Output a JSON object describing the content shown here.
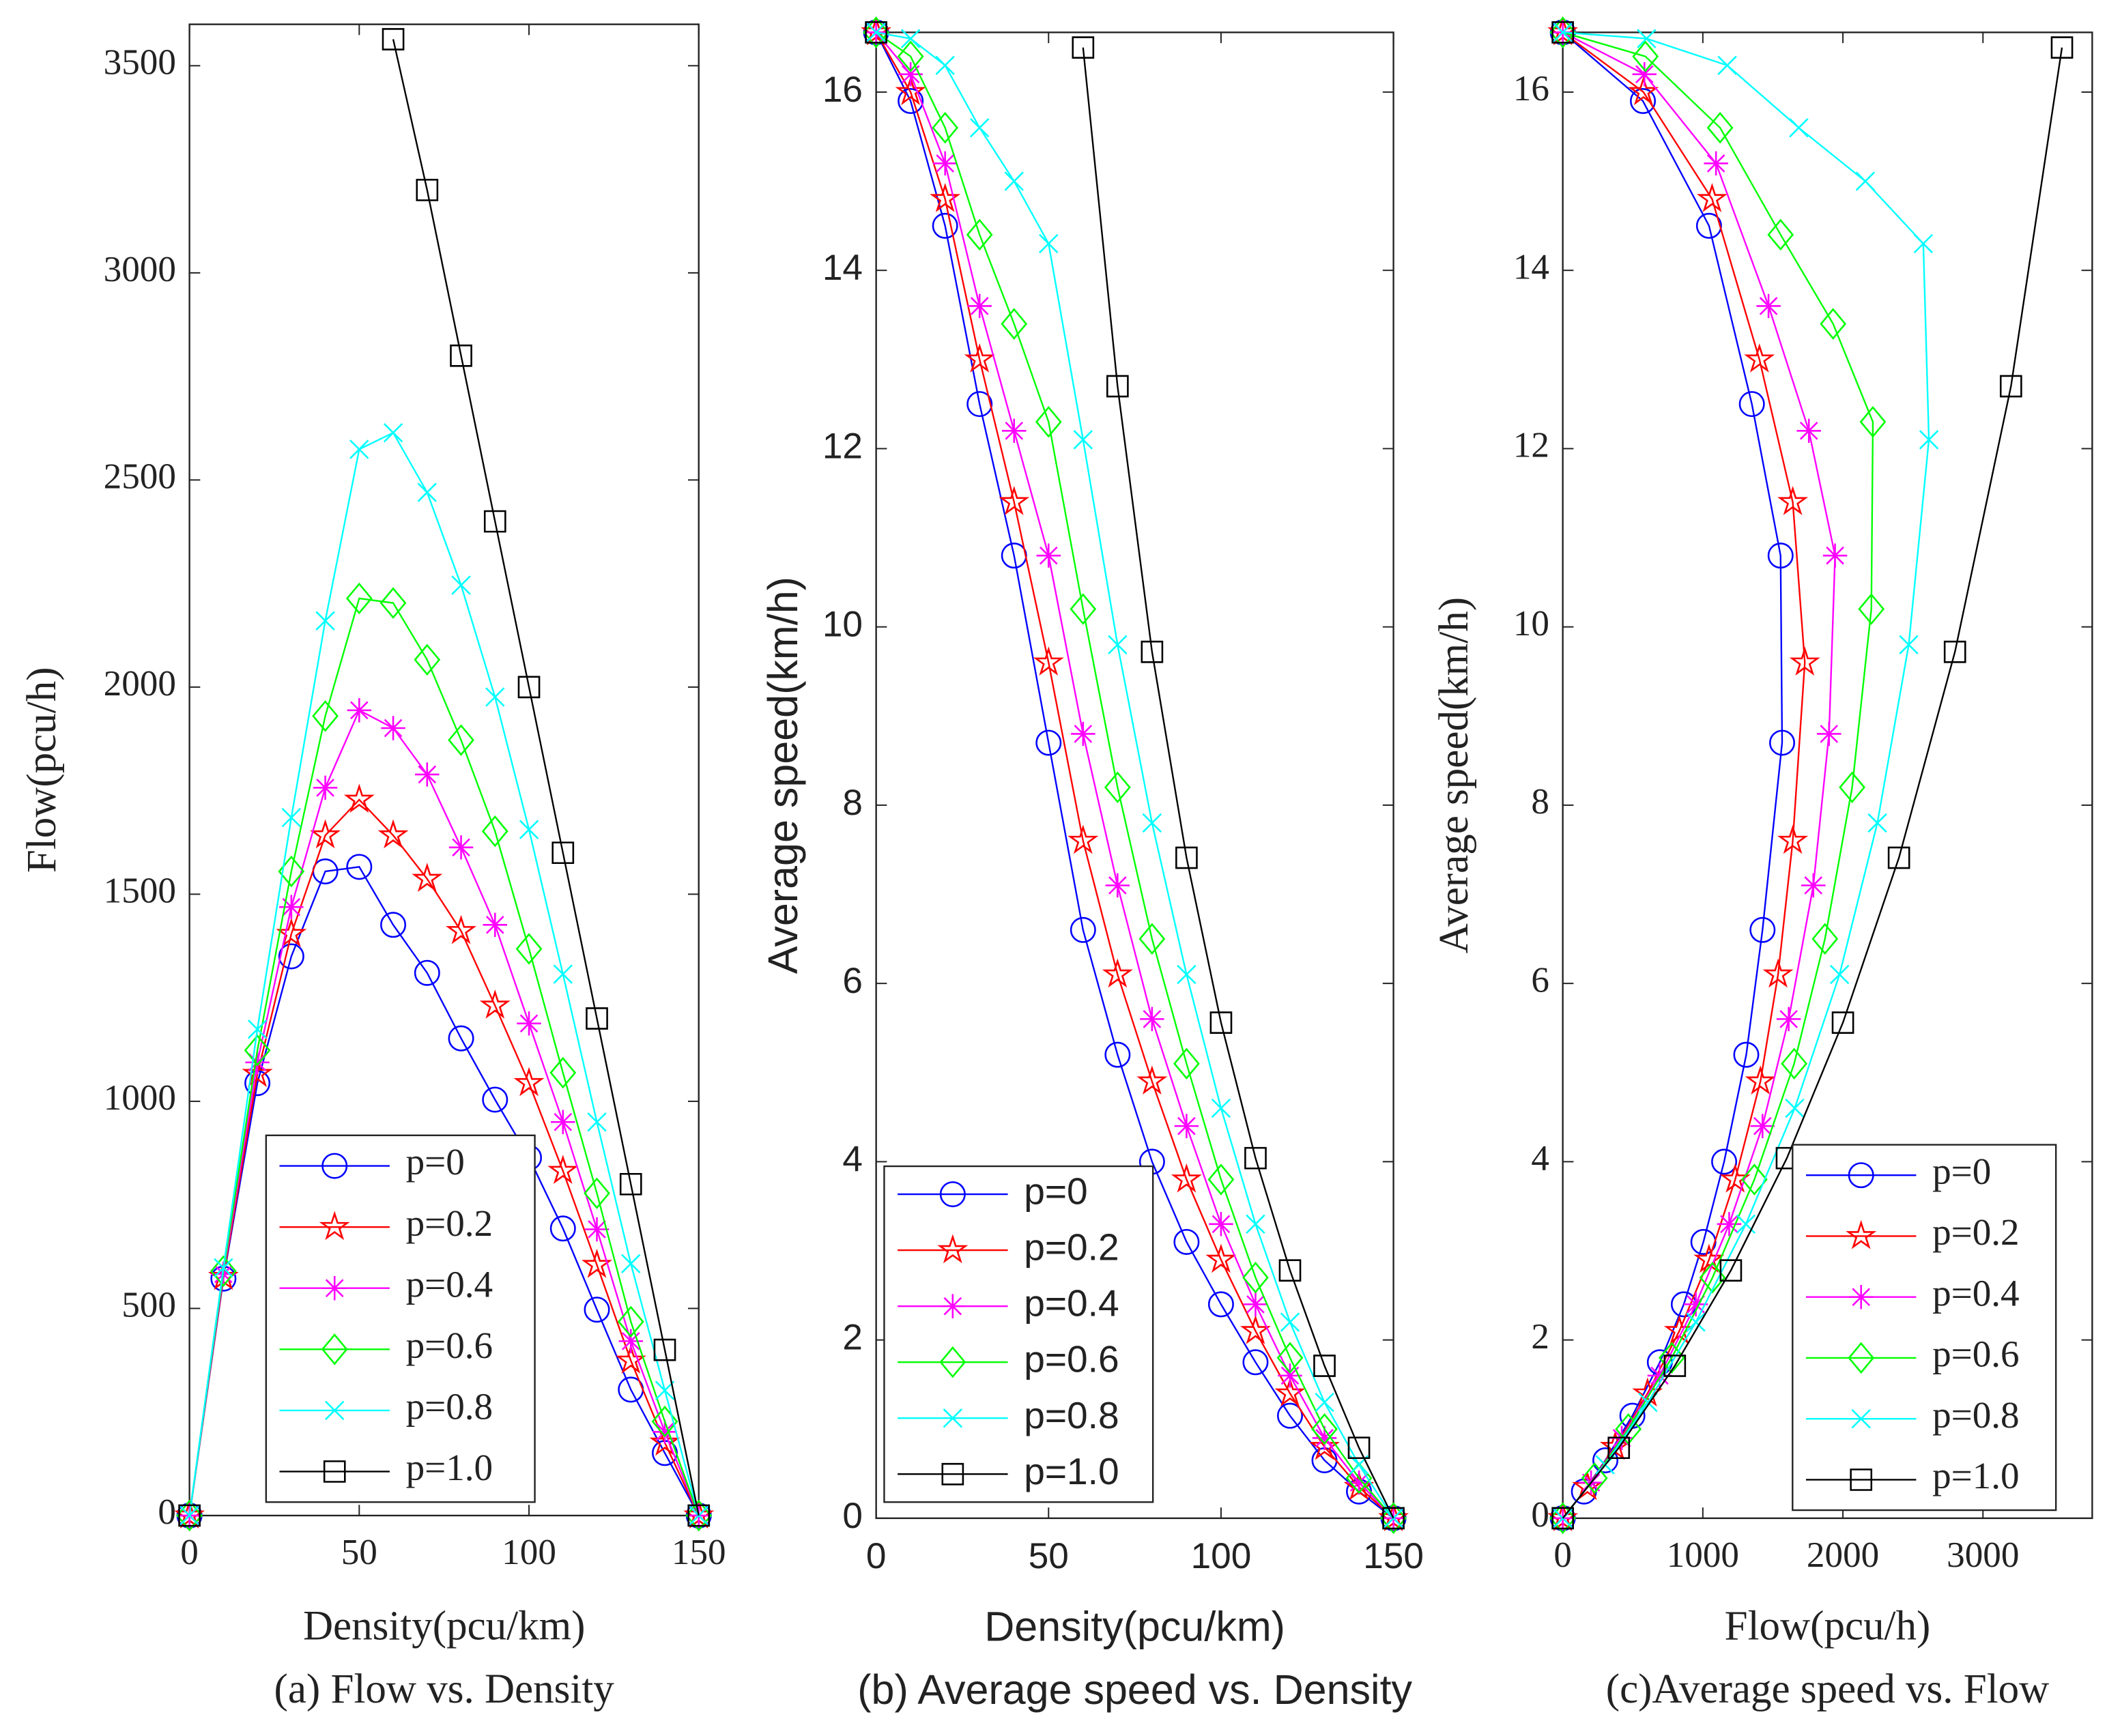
{
  "chart_data": [
    {
      "type": "line",
      "caption": "(a) Flow vs. Density",
      "xlabel": "Density(pcu/km)",
      "ylabel": "Flow(pcu/h)",
      "xlim": [
        0,
        150
      ],
      "xticks": [
        0,
        50,
        100,
        150
      ],
      "ylim": [
        0,
        3600
      ],
      "yticks": [
        0,
        500,
        1000,
        1500,
        2000,
        2500,
        3000,
        3500
      ],
      "legend": "lower right",
      "x": [
        0,
        10,
        20,
        30,
        40,
        50,
        60,
        70,
        80,
        90,
        100,
        110,
        120,
        130,
        140,
        150
      ],
      "series": [
        {
          "name": "p=0",
          "color": "#0000ff",
          "marker": "circle",
          "values": [
            0,
            572,
            1044,
            1350,
            1555,
            1566,
            1426,
            1310,
            1152,
            1004,
            864,
            693,
            497,
            304,
            151,
            0
          ]
        },
        {
          "name": "p=0.2",
          "color": "#ff0000",
          "marker": "star",
          "values": [
            0,
            576,
            1066,
            1404,
            1642,
            1728,
            1642,
            1537,
            1411,
            1231,
            1044,
            832,
            605,
            374,
            176,
            0
          ]
        },
        {
          "name": "p=0.4",
          "color": "#ff00ff",
          "marker": "asterisk",
          "values": [
            0,
            583,
            1094,
            1469,
            1757,
            1944,
            1901,
            1789,
            1613,
            1426,
            1188,
            950,
            691,
            421,
            202,
            0
          ]
        },
        {
          "name": "p=0.6",
          "color": "#00ff00",
          "marker": "diamond",
          "values": [
            0,
            590,
            1123,
            1555,
            1930,
            2214,
            2203,
            2066,
            1872,
            1652,
            1368,
            1069,
            778,
            468,
            227,
            0
          ]
        },
        {
          "name": "p=0.8",
          "color": "#00ffff",
          "marker": "x",
          "values": [
            0,
            598,
            1174,
            1685,
            2160,
            2574,
            2614,
            2470,
            2246,
            1976,
            1656,
            1307,
            950,
            608,
            302,
            0
          ]
        },
        {
          "name": "p=1.0",
          "color": "#000000",
          "marker": "square",
          "values": [
            0,
            null,
            null,
            null,
            null,
            null,
            3564,
            3200,
            2800,
            2400,
            2000,
            1600,
            1200,
            800,
            400,
            0
          ]
        }
      ]
    },
    {
      "type": "line",
      "caption": "(b)  Average speed vs. Density",
      "xlabel": "Density(pcu/km)",
      "ylabel": "Average speed(km/h)",
      "xlim": [
        0,
        150
      ],
      "xticks": [
        0,
        50,
        100,
        150
      ],
      "ylim": [
        0,
        16.67
      ],
      "yticks": [
        0,
        2,
        4,
        6,
        8,
        10,
        12,
        14,
        16
      ],
      "legend": "lower left",
      "x": [
        0,
        10,
        20,
        30,
        40,
        50,
        60,
        70,
        80,
        90,
        100,
        110,
        120,
        130,
        140,
        150
      ],
      "series": [
        {
          "name": "p=0",
          "color": "#0000ff",
          "marker": "circle",
          "values": [
            16.67,
            15.9,
            14.5,
            12.5,
            10.8,
            8.7,
            6.6,
            5.2,
            4.0,
            3.1,
            2.4,
            1.75,
            1.15,
            0.65,
            0.3,
            0
          ]
        },
        {
          "name": "p=0.2",
          "color": "#ff0000",
          "marker": "star",
          "values": [
            16.67,
            16.0,
            14.8,
            13.0,
            11.4,
            9.6,
            7.6,
            6.1,
            4.9,
            3.8,
            2.9,
            2.1,
            1.4,
            0.8,
            0.35,
            0
          ]
        },
        {
          "name": "p=0.4",
          "color": "#ff00ff",
          "marker": "asterisk",
          "values": [
            16.67,
            16.2,
            15.2,
            13.6,
            12.2,
            10.8,
            8.8,
            7.1,
            5.6,
            4.4,
            3.3,
            2.4,
            1.6,
            0.9,
            0.4,
            0
          ]
        },
        {
          "name": "p=0.6",
          "color": "#00ff00",
          "marker": "diamond",
          "values": [
            16.67,
            16.4,
            15.6,
            14.4,
            13.4,
            12.3,
            10.2,
            8.2,
            6.5,
            5.1,
            3.8,
            2.7,
            1.8,
            1.0,
            0.45,
            0
          ]
        },
        {
          "name": "p=0.8",
          "color": "#00ffff",
          "marker": "x",
          "values": [
            16.67,
            16.6,
            16.3,
            15.6,
            15.0,
            14.3,
            12.1,
            9.8,
            7.8,
            6.1,
            4.6,
            3.3,
            2.2,
            1.3,
            0.6,
            0
          ]
        },
        {
          "name": "p=1.0",
          "color": "#000000",
          "marker": "square",
          "values": [
            16.67,
            null,
            null,
            null,
            null,
            null,
            16.5,
            12.7,
            9.72,
            7.41,
            5.56,
            4.04,
            2.78,
            1.71,
            0.79,
            0
          ]
        }
      ]
    },
    {
      "type": "line",
      "caption": "(c)Average speed vs. Flow",
      "xlabel": "Flow(pcu/h)",
      "ylabel": "Average speed(km/h)",
      "xlim": [
        0,
        3780
      ],
      "xticks": [
        0,
        1000,
        2000,
        3000
      ],
      "ylim": [
        0,
        16.67
      ],
      "yticks": [
        0,
        2,
        4,
        6,
        8,
        10,
        12,
        14,
        16
      ],
      "legend": "lower right",
      "series": [
        {
          "name": "p=0",
          "color": "#0000ff",
          "marker": "circle",
          "x": [
            0,
            572,
            1044,
            1350,
            1555,
            1566,
            1426,
            1310,
            1152,
            1004,
            864,
            693,
            497,
            304,
            151,
            0
          ],
          "values": [
            16.67,
            15.9,
            14.5,
            12.5,
            10.8,
            8.7,
            6.6,
            5.2,
            4.0,
            3.1,
            2.4,
            1.75,
            1.15,
            0.65,
            0.3,
            0
          ]
        },
        {
          "name": "p=0.2",
          "color": "#ff0000",
          "marker": "star",
          "x": [
            0,
            576,
            1066,
            1404,
            1642,
            1728,
            1642,
            1537,
            1411,
            1231,
            1044,
            832,
            605,
            374,
            176,
            0
          ],
          "values": [
            16.67,
            16.0,
            14.8,
            13.0,
            11.4,
            9.6,
            7.6,
            6.1,
            4.9,
            3.8,
            2.9,
            2.1,
            1.4,
            0.8,
            0.35,
            0
          ]
        },
        {
          "name": "p=0.4",
          "color": "#ff00ff",
          "marker": "asterisk",
          "x": [
            0,
            583,
            1094,
            1469,
            1757,
            1944,
            1901,
            1789,
            1613,
            1426,
            1188,
            950,
            691,
            421,
            202,
            0
          ],
          "values": [
            16.67,
            16.2,
            15.2,
            13.6,
            12.2,
            10.8,
            8.8,
            7.1,
            5.6,
            4.4,
            3.3,
            2.4,
            1.6,
            0.9,
            0.4,
            0
          ]
        },
        {
          "name": "p=0.6",
          "color": "#00ff00",
          "marker": "diamond",
          "x": [
            0,
            590,
            1123,
            1555,
            1930,
            2214,
            2203,
            2066,
            1872,
            1652,
            1368,
            1069,
            778,
            468,
            227,
            0
          ],
          "values": [
            16.67,
            16.4,
            15.6,
            14.4,
            13.4,
            12.3,
            10.2,
            8.2,
            6.5,
            5.1,
            3.8,
            2.7,
            1.8,
            1.0,
            0.45,
            0
          ]
        },
        {
          "name": "p=0.8",
          "color": "#00ffff",
          "marker": "x",
          "x": [
            0,
            598,
            1174,
            1685,
            2160,
            2574,
            2614,
            2470,
            2246,
            1976,
            1656,
            1307,
            950,
            608,
            302,
            0
          ],
          "values": [
            16.67,
            16.6,
            16.3,
            15.6,
            15.0,
            14.3,
            12.1,
            9.8,
            7.8,
            6.1,
            4.6,
            3.3,
            2.2,
            1.3,
            0.6,
            0
          ]
        },
        {
          "name": "p=1.0",
          "color": "#000000",
          "marker": "square",
          "x": [
            0,
            null,
            null,
            null,
            null,
            null,
            3564,
            3200,
            2800,
            2400,
            2000,
            1600,
            1200,
            800,
            400,
            0
          ],
          "values": [
            16.67,
            null,
            null,
            null,
            null,
            null,
            16.5,
            12.7,
            9.72,
            7.41,
            5.56,
            4.04,
            2.78,
            1.71,
            0.79,
            0
          ]
        }
      ]
    }
  ]
}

====================

• [Set problem]: Copy out every line in the listing where the word "speed" appears.

• [Reply to the task]:
      "caption": "(b)  Average speed vs. Density",
      "ylabel": "Average speed(km/h)",
      "caption": "(c)Average speed vs. Flow",
      "ylabel": "Average speed(km/h)",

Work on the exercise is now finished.